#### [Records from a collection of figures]
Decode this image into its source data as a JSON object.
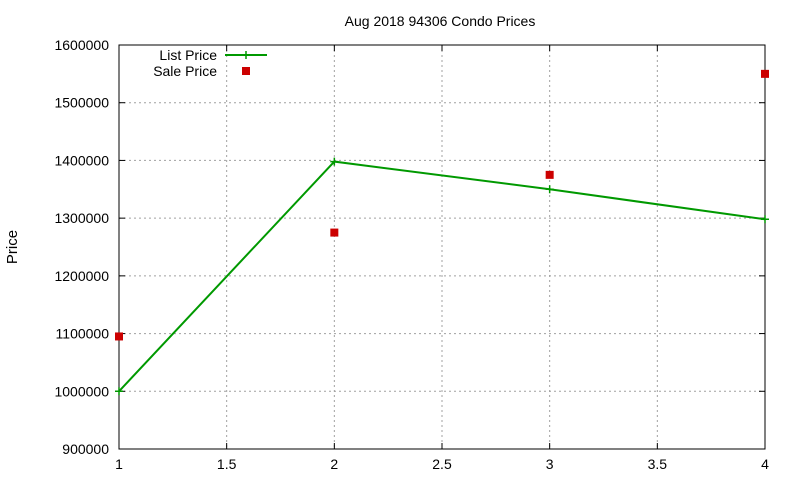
{
  "chart_data": {
    "type": "line",
    "title": "Aug 2018 94306 Condo Prices",
    "xlabel": "",
    "ylabel": "Price",
    "xlim": [
      1,
      4
    ],
    "ylim": [
      900000,
      1600000
    ],
    "grid": true,
    "legend_position": "top-left",
    "xticks": [
      "1",
      "1.5",
      "2",
      "2.5",
      "3",
      "3.5",
      "4"
    ],
    "yticks": [
      "900000",
      "1000000",
      "1100000",
      "1200000",
      "1300000",
      "1400000",
      "1500000",
      "1600000"
    ],
    "series": [
      {
        "name": "List Price",
        "style": "line-with-plus-markers",
        "color": "#009900",
        "x": [
          1,
          2,
          3,
          4
        ],
        "y": [
          1000000,
          1398000,
          1350000,
          1298000
        ]
      },
      {
        "name": "Sale Price",
        "style": "square-markers",
        "color": "#cc0000",
        "x": [
          1,
          2,
          3,
          4
        ],
        "y": [
          1095000,
          1275000,
          1375000,
          1550000
        ]
      }
    ]
  }
}
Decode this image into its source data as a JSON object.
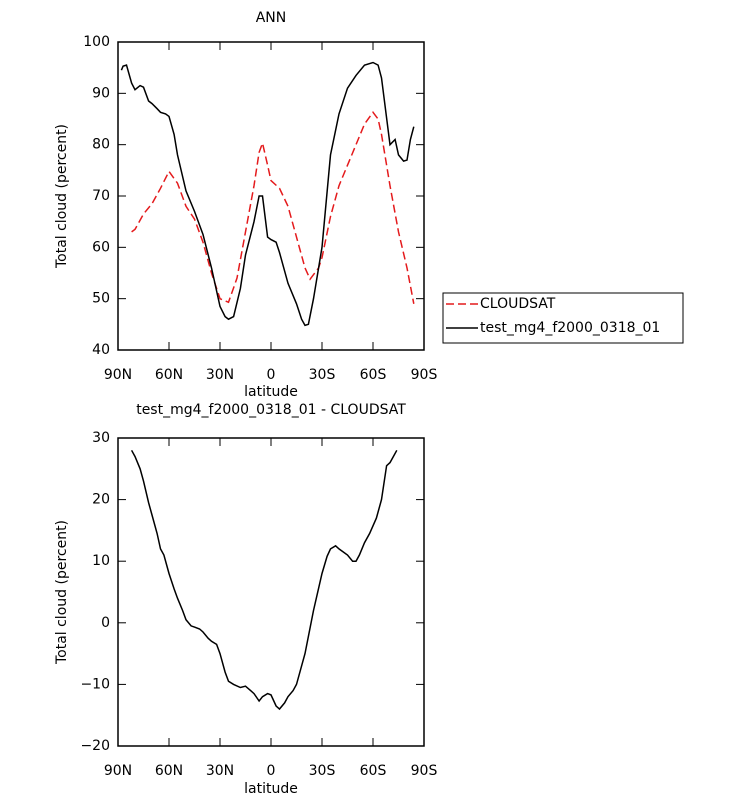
{
  "chart_data": [
    {
      "type": "line",
      "title": "ANN",
      "x_label": "latitude",
      "y_label": "Total cloud (percent)",
      "xlim": [
        90,
        -90
      ],
      "ylim": [
        40,
        100
      ],
      "xticks": [
        {
          "value": 90,
          "label": "90N"
        },
        {
          "value": 60,
          "label": "60N"
        },
        {
          "value": 30,
          "label": "30N"
        },
        0,
        {
          "value": -30,
          "label": "30S"
        },
        {
          "value": -60,
          "label": "60S"
        },
        {
          "value": -90,
          "label": "90S"
        }
      ],
      "yticks": [
        40,
        50,
        60,
        70,
        80,
        90,
        100
      ],
      "legend": "outside-right",
      "series": [
        {
          "name": "CLOUDSAT",
          "color": "#e41a1c",
          "dashed": true,
          "x": [
            82,
            80,
            75,
            70,
            65,
            60,
            55,
            50,
            45,
            40,
            35,
            30,
            25,
            20,
            15,
            10,
            7,
            5,
            2,
            0,
            -5,
            -10,
            -15,
            -20,
            -23,
            -28,
            -30,
            -35,
            -40,
            -45,
            -50,
            -55,
            -60,
            -63,
            -65,
            -70,
            -75,
            -80,
            -84
          ],
          "values": [
            63,
            63.5,
            66.5,
            68.5,
            71.5,
            74.8,
            72.5,
            68,
            65.5,
            61,
            55,
            50,
            49.3,
            54,
            63,
            72,
            78.5,
            80.3,
            76,
            73,
            71.5,
            68,
            62,
            56,
            53.8,
            56,
            58,
            66,
            72,
            76,
            80,
            84,
            86.3,
            85,
            82,
            72,
            63,
            56,
            49
          ]
        },
        {
          "name": "test_mg4_f2000_0318_01",
          "color": "#000000",
          "dashed": false,
          "x": [
            88,
            87,
            85,
            82,
            80,
            77,
            75,
            72,
            70,
            67,
            65,
            62,
            60,
            57,
            55,
            50,
            45,
            40,
            35,
            30,
            27,
            25,
            22,
            18,
            15,
            10,
            7,
            5,
            2,
            0,
            -3,
            -5,
            -10,
            -15,
            -18,
            -20,
            -22,
            -25,
            -30,
            -35,
            -40,
            -45,
            -50,
            -55,
            -60,
            -63,
            -65,
            -70,
            -73,
            -75,
            -78,
            -80,
            -82,
            -84
          ],
          "values": [
            94.5,
            95.3,
            95.5,
            92,
            90.7,
            91.5,
            91.2,
            88.5,
            88,
            87,
            86.3,
            86,
            85.5,
            82,
            78,
            71,
            67,
            62.5,
            56,
            48.5,
            46.5,
            46,
            46.5,
            52,
            58.5,
            65,
            70,
            70,
            62,
            61.5,
            61,
            59,
            53,
            49,
            46,
            44.8,
            45,
            50,
            60,
            78,
            86,
            91,
            93.5,
            95.5,
            96,
            95.5,
            93,
            80,
            81,
            78,
            76.8,
            77,
            81,
            83.5
          ]
        }
      ]
    },
    {
      "type": "line",
      "title": "test_mg4_f2000_0318_01 - CLOUDSAT",
      "x_label": "latitude",
      "y_label": "Total cloud (percent)",
      "xlim": [
        90,
        -90
      ],
      "ylim": [
        -20,
        30
      ],
      "xticks": [
        {
          "value": 90,
          "label": "90N"
        },
        {
          "value": 60,
          "label": "60N"
        },
        {
          "value": 30,
          "label": "30N"
        },
        0,
        {
          "value": -30,
          "label": "30S"
        },
        {
          "value": -60,
          "label": "60S"
        },
        {
          "value": -90,
          "label": "90S"
        }
      ],
      "yticks": [
        {
          "value": -20,
          "label": "−20"
        },
        {
          "value": -10,
          "label": "−10"
        },
        0,
        10,
        20,
        30
      ],
      "color": "#000000",
      "x": [
        82,
        80,
        77,
        75,
        72,
        70,
        67,
        65,
        63,
        60,
        57,
        55,
        52,
        50,
        47,
        45,
        42,
        40,
        37,
        35,
        32,
        30,
        27,
        25,
        22,
        18,
        15,
        12,
        10,
        7,
        5,
        2,
        0,
        -3,
        -5,
        -8,
        -10,
        -13,
        -15,
        -20,
        -25,
        -30,
        -33,
        -35,
        -38,
        -40,
        -45,
        -48,
        -50,
        -52,
        -55,
        -58,
        -62,
        -65,
        -68,
        -70,
        -72,
        -74
      ],
      "values": [
        28,
        27,
        25,
        23,
        19.5,
        17.5,
        14.5,
        12,
        11,
        8,
        5.5,
        4,
        2,
        0.5,
        -0.5,
        -0.7,
        -1,
        -1.5,
        -2.5,
        -3,
        -3.5,
        -5,
        -8,
        -9.5,
        -10,
        -10.5,
        -10.3,
        -11,
        -11.5,
        -12.7,
        -12,
        -11.5,
        -11.7,
        -13.5,
        -14,
        -13,
        -12,
        -11,
        -10,
        -5,
        2,
        8,
        10.8,
        12,
        12.5,
        12,
        11,
        10,
        10,
        11,
        13,
        14.5,
        17,
        20,
        25.5,
        26,
        27,
        28
      ]
    }
  ]
}
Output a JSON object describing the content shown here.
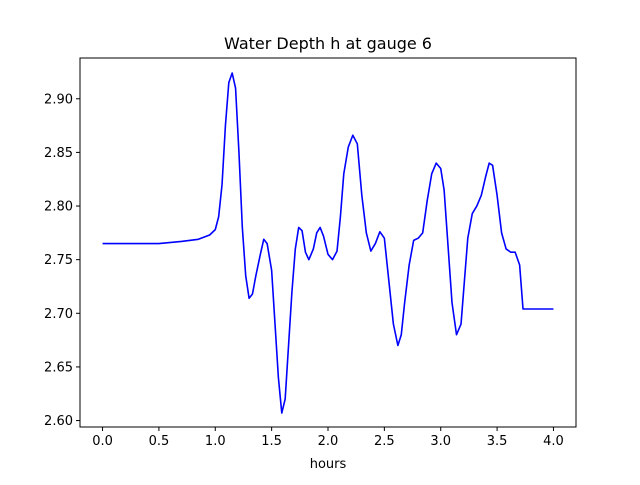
{
  "chart_data": {
    "type": "line",
    "title": "Water Depth h at gauge 6",
    "xlabel": "hours",
    "ylabel": "",
    "xlim": [
      -0.2,
      4.2
    ],
    "ylim": [
      2.594,
      2.938
    ],
    "x_ticks": [
      0.0,
      0.5,
      1.0,
      1.5,
      2.0,
      2.5,
      3.0,
      3.5,
      4.0
    ],
    "x_tick_labels": [
      "0.0",
      "0.5",
      "1.0",
      "1.5",
      "2.0",
      "2.5",
      "3.0",
      "3.5",
      "4.0"
    ],
    "y_ticks": [
      2.6,
      2.65,
      2.7,
      2.75,
      2.8,
      2.85,
      2.9
    ],
    "y_tick_labels": [
      "2.60",
      "2.65",
      "2.70",
      "2.75",
      "2.80",
      "2.85",
      "2.90"
    ],
    "grid": false,
    "legend": "none",
    "series": [
      {
        "color": "#0000ff",
        "x": [
          0.0,
          0.3,
          0.5,
          0.7,
          0.85,
          0.95,
          1.0,
          1.03,
          1.06,
          1.09,
          1.12,
          1.15,
          1.18,
          1.21,
          1.24,
          1.27,
          1.3,
          1.33,
          1.36,
          1.4,
          1.43,
          1.46,
          1.5,
          1.53,
          1.56,
          1.59,
          1.62,
          1.65,
          1.68,
          1.71,
          1.74,
          1.77,
          1.8,
          1.83,
          1.87,
          1.9,
          1.93,
          1.96,
          2.0,
          2.04,
          2.08,
          2.11,
          2.14,
          2.18,
          2.22,
          2.26,
          2.3,
          2.34,
          2.38,
          2.42,
          2.46,
          2.5,
          2.54,
          2.58,
          2.62,
          2.65,
          2.68,
          2.72,
          2.76,
          2.8,
          2.84,
          2.88,
          2.92,
          2.96,
          3.0,
          3.03,
          3.06,
          3.1,
          3.14,
          3.18,
          3.21,
          3.24,
          3.28,
          3.32,
          3.36,
          3.4,
          3.43,
          3.46,
          3.5,
          3.54,
          3.58,
          3.62,
          3.66,
          3.7,
          3.73,
          3.76,
          3.8,
          3.84,
          3.88,
          3.92,
          3.95,
          3.98,
          4.0
        ],
        "y": [
          2.765,
          2.765,
          2.765,
          2.767,
          2.769,
          2.773,
          2.778,
          2.79,
          2.82,
          2.875,
          2.915,
          2.924,
          2.91,
          2.85,
          2.78,
          2.735,
          2.714,
          2.718,
          2.735,
          2.755,
          2.769,
          2.765,
          2.74,
          2.69,
          2.64,
          2.607,
          2.62,
          2.67,
          2.72,
          2.76,
          2.78,
          2.777,
          2.757,
          2.75,
          2.76,
          2.775,
          2.78,
          2.772,
          2.755,
          2.75,
          2.758,
          2.79,
          2.83,
          2.855,
          2.866,
          2.858,
          2.81,
          2.775,
          2.758,
          2.765,
          2.776,
          2.77,
          2.73,
          2.69,
          2.67,
          2.68,
          2.71,
          2.745,
          2.768,
          2.77,
          2.775,
          2.805,
          2.83,
          2.84,
          2.835,
          2.815,
          2.77,
          2.71,
          2.68,
          2.69,
          2.73,
          2.77,
          2.793,
          2.8,
          2.81,
          2.828,
          2.84,
          2.838,
          2.81,
          2.775,
          2.76,
          2.757,
          2.757,
          2.745,
          2.704,
          2.704,
          2.704,
          2.704,
          2.704,
          2.704,
          2.704,
          2.704,
          2.704
        ]
      }
    ]
  }
}
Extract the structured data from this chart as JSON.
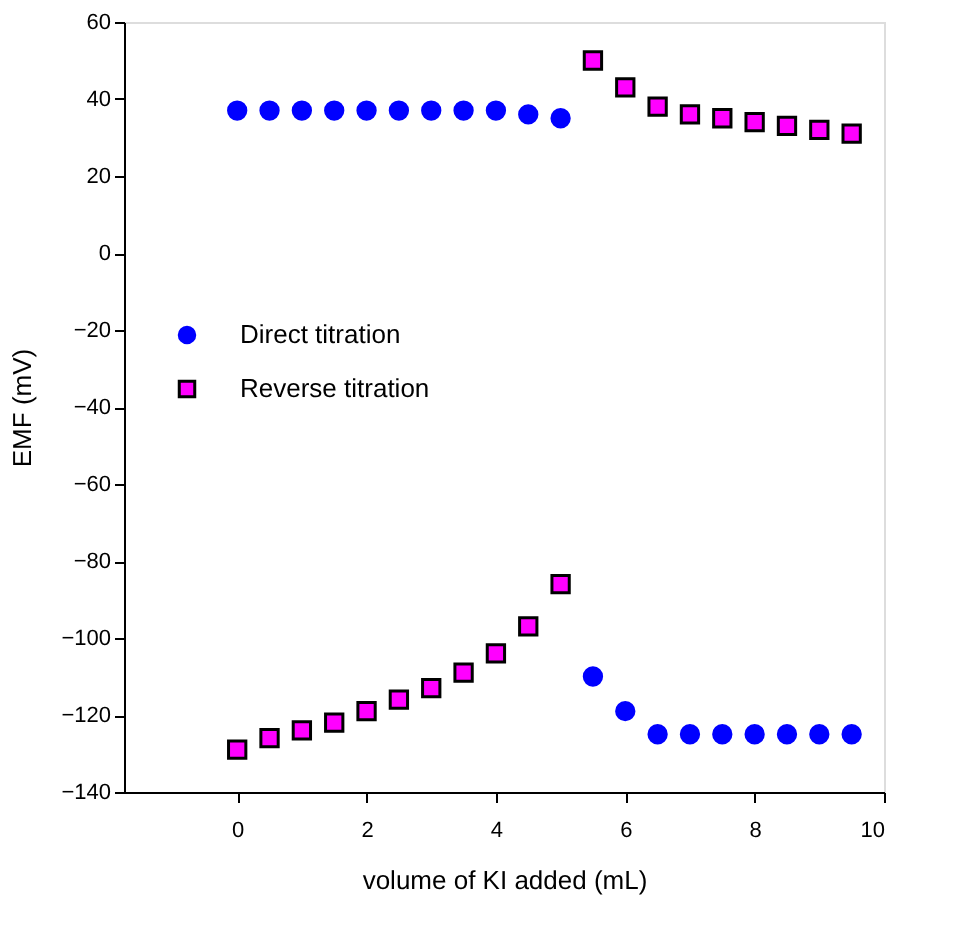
{
  "chart_data": {
    "type": "scatter",
    "xlabel": "volume of KI added (mL)",
    "ylabel": "EMF (mV)",
    "xlim": [
      -1.75,
      10
    ],
    "xticks": [
      0,
      2,
      4,
      6,
      8,
      10
    ],
    "ylim": [
      -140,
      60
    ],
    "yticks": [
      -140,
      -120,
      -100,
      -80,
      -60,
      -40,
      -20,
      0,
      20,
      40,
      60
    ],
    "grid": false,
    "legend": "left",
    "series": [
      {
        "name": "Direct titration",
        "color": "#0000ff",
        "marker": "circle",
        "x": [
          0,
          0.5,
          1,
          1.5,
          2,
          2.5,
          3,
          3.5,
          4,
          4.5,
          5,
          5.5,
          6,
          6.5,
          7,
          7.5,
          8,
          8.5,
          9,
          9.5
        ],
        "values": [
          37,
          37,
          37,
          37,
          37,
          37,
          37,
          37,
          37,
          36,
          35,
          -110,
          -119,
          -125,
          -125,
          -125,
          -125,
          -125,
          -125,
          -125
        ]
      },
      {
        "name": "Reverse titration",
        "color": "#ff00ff",
        "marker": "square",
        "x": [
          0,
          0.5,
          1,
          1.5,
          2,
          2.5,
          3,
          3.5,
          4,
          4.5,
          5,
          5.5,
          6,
          6.5,
          7,
          7.5,
          8,
          8.5,
          9,
          9.5
        ],
        "values": [
          -129,
          -126,
          -124,
          -122,
          -119,
          -116,
          -113,
          -109,
          -104,
          -97,
          -86,
          50,
          43,
          38,
          36,
          35,
          34,
          33,
          32,
          31
        ]
      }
    ]
  }
}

#### [What this task involves]
Copy exactly the lines from the line containing "Extract the structured" through the last line of the records, both included, and omit every picture.

#### [Answer to the task]
Extract the structured data from this chart as JSON.
{
  "chart_data": {
    "type": "scatter",
    "xlabel": "volume of KI added (mL)",
    "ylabel": "EMF (mV)",
    "xlim": [
      -1.75,
      10
    ],
    "xticks": [
      0,
      2,
      4,
      6,
      8,
      10
    ],
    "ylim": [
      -140,
      60
    ],
    "yticks": [
      -140,
      -120,
      -100,
      -80,
      -60,
      -40,
      -20,
      0,
      20,
      40,
      60
    ],
    "grid": false,
    "legend": "left",
    "series": [
      {
        "name": "Direct titration",
        "color": "#0000ff",
        "marker": "circle",
        "x": [
          0,
          0.5,
          1,
          1.5,
          2,
          2.5,
          3,
          3.5,
          4,
          4.5,
          5,
          5.5,
          6,
          6.5,
          7,
          7.5,
          8,
          8.5,
          9,
          9.5
        ],
        "values": [
          37,
          37,
          37,
          37,
          37,
          37,
          37,
          37,
          37,
          36,
          35,
          -110,
          -119,
          -125,
          -125,
          -125,
          -125,
          -125,
          -125,
          -125
        ]
      },
      {
        "name": "Reverse titration",
        "color": "#ff00ff",
        "marker": "square",
        "x": [
          0,
          0.5,
          1,
          1.5,
          2,
          2.5,
          3,
          3.5,
          4,
          4.5,
          5,
          5.5,
          6,
          6.5,
          7,
          7.5,
          8,
          8.5,
          9,
          9.5
        ],
        "values": [
          -129,
          -126,
          -124,
          -122,
          -119,
          -116,
          -113,
          -109,
          -104,
          -97,
          -86,
          50,
          43,
          38,
          36,
          35,
          34,
          33,
          32,
          31
        ]
      }
    ]
  }
}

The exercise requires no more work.